# Given problem A
According to the Space Shuttle Challenger modeling text, which distribution will be the only one used in the investigation?
★ ★ ★ ★ ★
Modeling – The Space Shuttle Challenger

With the given context, there are different possible approaches to estimate the relationship between the environmental variables and O-ring failure. Given that each O-ring is discrete, a Poisson or Binomial distribution could be used depending on the modeling goals. The Poisson distribution describes processes which, among other things, occur over an interval at a constant average rate. This could be used to model the expected count of O-rings which fail for a series of Space Shuttle launches. However, the focus on the average over time is not particularly useful to estimate failure in a specific future launch. The Binomial distribution, on the other hand, describes processes which contain several binary events. This fits well with the success or failure of multiple O-rings within a single Shuttle launch. It also would be more fitting for predicting the probability of failure on a single launch in the future, such as the Challenger at the start of its final mission. Because of this, only the Binomial distribution will be used in this investigation.

For both the Poisson and Binomial distributions, an assumption of independence is required. As part of this, it would be necessary that each Space Shuttle launch is independent and identically distributed (IID) compared to all others. In general this should be true, although there may be minor reasons why this is violated. For example, over time Shuttle technology or launch procedures may have been improved based on prior experience. This would be equivalent to a distributional change over time. In addition, part of the reason SRBs were recovered was not just for observing O-ring damage, but also for refurbishment and potential re-use in later launches. Having sets of launches with the same SRBs could result in correlated observations that bias any resulting estimates. It could also be expected that re-used SRBs in general cause greater O-ring damage than those which are new. This would likewise cause bias because it involves the observed outcome of O-ring failure. With either a Poisson or Binomial distribution, these must all be assumed to be negligent. In the future, knowledge of which SRBs were re-used for which launches could be incorporated into modeling for a more accurate estimate.

These modeling options also require that in addition to each Shuttle launch being IID, each of the six O-rings for any given flight must be IID as well. If the O-rings were not independent, the failure of a given O-ring would not only be a function of the environmental variables but also of the failure of other O-rings. Consequently, there would not be just one relationship between the O-ring failure and the environment, but multiple relationships depending on which O-ring was under consideration. Similarly, if they were not identically distributed, then different O-rings could have their own relationships to the environmental variables rather than a single relationship for all O-rings.

Just like with the IID Shuttle launches, this is avoided with the assumption of independence. However, it may not be completely valid. For example, the six O-rings are spread out across two SRBs for each launch. It might be that there are small differences between specific SRBs with respect to the stress the O-rings experience. In particular, one might have minor manufacturing differences that puts more stress on its O-rings compared to the other. This would result in a non-identical distribution, with the same complicating effects previously mentioned. Therefore, it is likely that every O-ring is not perfectly IID but this must be ignored for the sake of the model.
★ ★ ★ ★ ★
# Given problem B
Put the lines of the records into a numbered list, from the first line of the records up to and including the line containing "1000, 513, 1016]", leaving out any blank lines. Include only those lines.

# Provided material
★ ★ ★ ★ ★
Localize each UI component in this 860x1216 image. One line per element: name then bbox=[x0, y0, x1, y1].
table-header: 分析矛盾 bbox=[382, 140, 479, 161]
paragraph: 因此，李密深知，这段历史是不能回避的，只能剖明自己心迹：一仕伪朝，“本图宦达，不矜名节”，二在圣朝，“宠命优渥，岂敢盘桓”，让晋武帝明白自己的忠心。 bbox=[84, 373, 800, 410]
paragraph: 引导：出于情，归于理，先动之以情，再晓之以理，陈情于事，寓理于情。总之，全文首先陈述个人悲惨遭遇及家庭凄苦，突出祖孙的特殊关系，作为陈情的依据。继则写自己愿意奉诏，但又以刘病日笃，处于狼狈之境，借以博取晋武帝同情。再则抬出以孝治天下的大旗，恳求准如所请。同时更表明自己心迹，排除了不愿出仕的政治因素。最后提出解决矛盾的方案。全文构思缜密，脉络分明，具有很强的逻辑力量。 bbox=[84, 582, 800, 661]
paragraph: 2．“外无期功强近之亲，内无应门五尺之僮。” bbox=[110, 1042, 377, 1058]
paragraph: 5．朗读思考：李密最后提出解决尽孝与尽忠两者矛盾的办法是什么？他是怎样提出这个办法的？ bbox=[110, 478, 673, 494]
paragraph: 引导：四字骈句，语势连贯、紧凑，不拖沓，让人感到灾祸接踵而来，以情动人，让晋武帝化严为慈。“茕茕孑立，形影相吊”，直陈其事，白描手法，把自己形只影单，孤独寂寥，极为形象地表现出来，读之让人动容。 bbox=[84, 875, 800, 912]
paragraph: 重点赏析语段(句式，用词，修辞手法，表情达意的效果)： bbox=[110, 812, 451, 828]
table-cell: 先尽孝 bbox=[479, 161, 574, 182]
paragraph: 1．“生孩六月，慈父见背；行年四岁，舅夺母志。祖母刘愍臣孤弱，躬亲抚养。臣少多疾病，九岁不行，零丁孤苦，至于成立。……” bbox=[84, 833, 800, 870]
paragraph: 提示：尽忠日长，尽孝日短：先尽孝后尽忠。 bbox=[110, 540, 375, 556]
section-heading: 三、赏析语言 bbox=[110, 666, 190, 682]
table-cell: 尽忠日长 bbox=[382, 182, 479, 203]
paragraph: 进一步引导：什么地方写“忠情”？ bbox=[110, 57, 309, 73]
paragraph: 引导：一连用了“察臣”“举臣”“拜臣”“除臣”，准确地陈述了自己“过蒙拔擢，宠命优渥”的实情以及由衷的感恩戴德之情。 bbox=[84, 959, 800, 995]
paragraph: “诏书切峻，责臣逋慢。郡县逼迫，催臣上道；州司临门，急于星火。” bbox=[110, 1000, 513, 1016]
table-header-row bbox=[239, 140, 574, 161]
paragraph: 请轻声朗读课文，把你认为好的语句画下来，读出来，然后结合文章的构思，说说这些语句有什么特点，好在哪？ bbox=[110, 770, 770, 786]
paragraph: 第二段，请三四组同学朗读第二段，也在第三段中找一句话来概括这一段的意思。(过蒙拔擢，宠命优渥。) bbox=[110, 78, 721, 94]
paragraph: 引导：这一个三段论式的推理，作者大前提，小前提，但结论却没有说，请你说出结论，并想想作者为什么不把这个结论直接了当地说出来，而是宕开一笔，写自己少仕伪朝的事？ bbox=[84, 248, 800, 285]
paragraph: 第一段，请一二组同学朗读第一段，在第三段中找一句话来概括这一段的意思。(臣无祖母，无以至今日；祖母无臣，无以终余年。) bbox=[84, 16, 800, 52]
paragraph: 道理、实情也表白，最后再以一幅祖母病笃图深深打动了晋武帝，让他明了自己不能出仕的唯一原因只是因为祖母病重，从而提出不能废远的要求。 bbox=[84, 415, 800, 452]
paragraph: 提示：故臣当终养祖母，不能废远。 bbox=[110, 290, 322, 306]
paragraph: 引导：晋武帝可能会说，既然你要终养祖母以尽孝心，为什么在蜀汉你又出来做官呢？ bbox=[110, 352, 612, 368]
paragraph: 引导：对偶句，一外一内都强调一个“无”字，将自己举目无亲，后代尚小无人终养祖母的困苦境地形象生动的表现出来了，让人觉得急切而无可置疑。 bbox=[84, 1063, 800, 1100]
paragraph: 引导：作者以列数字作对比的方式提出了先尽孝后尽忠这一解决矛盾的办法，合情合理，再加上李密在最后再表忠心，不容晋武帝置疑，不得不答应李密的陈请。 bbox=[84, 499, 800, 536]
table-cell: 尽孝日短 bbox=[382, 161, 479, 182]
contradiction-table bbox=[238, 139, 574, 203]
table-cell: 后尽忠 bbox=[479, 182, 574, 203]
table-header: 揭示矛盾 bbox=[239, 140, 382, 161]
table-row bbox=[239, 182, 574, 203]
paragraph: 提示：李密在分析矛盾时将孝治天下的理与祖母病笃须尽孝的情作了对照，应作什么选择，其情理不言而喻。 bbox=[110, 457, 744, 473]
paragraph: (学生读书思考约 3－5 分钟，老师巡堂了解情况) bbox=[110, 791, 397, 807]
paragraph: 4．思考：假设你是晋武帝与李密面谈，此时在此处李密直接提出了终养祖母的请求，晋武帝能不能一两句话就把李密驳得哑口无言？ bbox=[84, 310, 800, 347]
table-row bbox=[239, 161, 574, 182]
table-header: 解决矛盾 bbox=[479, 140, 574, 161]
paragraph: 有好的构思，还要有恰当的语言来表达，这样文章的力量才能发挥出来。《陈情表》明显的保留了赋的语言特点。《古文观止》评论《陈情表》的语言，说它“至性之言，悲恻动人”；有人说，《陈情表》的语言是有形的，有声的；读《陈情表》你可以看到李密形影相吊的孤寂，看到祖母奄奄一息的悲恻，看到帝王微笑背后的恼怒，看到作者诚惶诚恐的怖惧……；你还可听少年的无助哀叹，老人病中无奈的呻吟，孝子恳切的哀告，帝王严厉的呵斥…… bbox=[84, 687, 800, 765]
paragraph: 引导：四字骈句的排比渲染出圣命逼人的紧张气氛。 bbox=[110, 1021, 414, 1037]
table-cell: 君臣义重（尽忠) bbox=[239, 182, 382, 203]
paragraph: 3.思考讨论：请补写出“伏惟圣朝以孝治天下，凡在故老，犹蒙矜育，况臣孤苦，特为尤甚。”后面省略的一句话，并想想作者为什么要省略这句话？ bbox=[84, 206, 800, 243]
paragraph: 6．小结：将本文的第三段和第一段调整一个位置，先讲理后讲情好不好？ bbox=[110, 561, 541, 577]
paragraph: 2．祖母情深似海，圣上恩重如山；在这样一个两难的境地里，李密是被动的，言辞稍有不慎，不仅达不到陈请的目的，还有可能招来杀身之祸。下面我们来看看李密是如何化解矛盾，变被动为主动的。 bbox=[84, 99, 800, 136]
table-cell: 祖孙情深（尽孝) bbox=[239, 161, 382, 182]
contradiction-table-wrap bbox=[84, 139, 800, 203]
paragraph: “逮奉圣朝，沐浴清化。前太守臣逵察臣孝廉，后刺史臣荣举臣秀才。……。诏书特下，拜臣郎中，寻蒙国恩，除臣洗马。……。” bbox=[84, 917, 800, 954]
★ ★ ★ ★ ★
# Complete response A
Only the Binomial distribution.

# Complete response B
1. Localize each UI component in this 860x1216 image. One line per element: name then bbox=[x0, y0, x1, y1].
2. table-header: 分析矛盾 bbox=[382, 140, 479, 161]
3. paragraph: 因此，李密深知，这段历史是不能回避的，只能剖明自己心迹：一仕伪朝，“本图宦达，不矜名节”，二在圣朝，“宠命优渥，岂敢盘桓”，让晋武帝明白自己的忠心。 bbox=[84, 373, 800, 410]
4. paragraph: 引导：出于情，归于理，先动之以情，再晓之以理，陈情于事，寓理于情。总之，全文首先陈述个人悲惨遭遇及家庭凄苦，突出祖孙的特殊关系，作为陈情的依据。继则写自己愿意奉诏，但又以刘病日笃，处于狼狈之境，借以博取晋武帝同情。再则抬出以孝治天下的大旗，恳求准如所请。同时更表明自己心迹，排除了不愿出仕的政治因素。最后提出解决矛盾的方案。全文构思缜密，脉络分明，具有很强的逻辑力量。 bbox=[84, 582, 800, 661]
5. paragraph: 2．“外无期功强近之亲，内无应门五尺之僮。” bbox=[110, 1042, 377, 1058]
6. paragraph: 5．朗读思考：李密最后提出解决尽孝与尽忠两者矛盾的办法是什么？他是怎样提出这个办法的？ bbox=[110, 478, 673, 494]
7. paragraph: 引导：四字骈句，语势连贯、紧凑，不拖沓，让人感到灾祸接踵而来，以情动人，让晋武帝化严为慈。“茕茕孑立，形影相吊”，直陈其事，白描手法，把自己形只影单，孤独寂寥，极为形象地表现出来，读之让人动容。 bbox=[84, 875, 800, 912]
8. paragraph: 重点赏析语段(句式，用词，修辞手法，表情达意的效果)： bbox=[110, 812, 451, 828]
9. table-cell: 先尽孝 bbox=[479, 161, 574, 182]
10. paragraph: 1．“生孩六月，慈父见背；行年四岁，舅夺母志。祖母刘愍臣孤弱，躬亲抚养。臣少多疾病，九岁不行，零丁孤苦，至于成立。……” bbox=[84, 833, 800, 870]
11. paragraph: 提示：尽忠日长，尽孝日短：先尽孝后尽忠。 bbox=[110, 540, 375, 556]
12. section-heading: 三、赏析语言 bbox=[110, 666, 190, 682]
13. table-cell: 尽忠日长 bbox=[382, 182, 479, 203]
14. paragraph: 进一步引导：什么地方写“忠情”？ bbox=[110, 57, 309, 73]
15. paragraph: 引导：一连用了“察臣”“举臣”“拜臣”“除臣”，准确地陈述了自己“过蒙拔擢，宠命优渥”的实情以及由衷的感恩戴德之情。 bbox=[84, 959, 800, 995]
16. paragraph: “诏书切峻，责臣逋慢。郡县逼迫，催臣上道；州司临门，急于星火。” bbox=[110, 1000, 513, 1016]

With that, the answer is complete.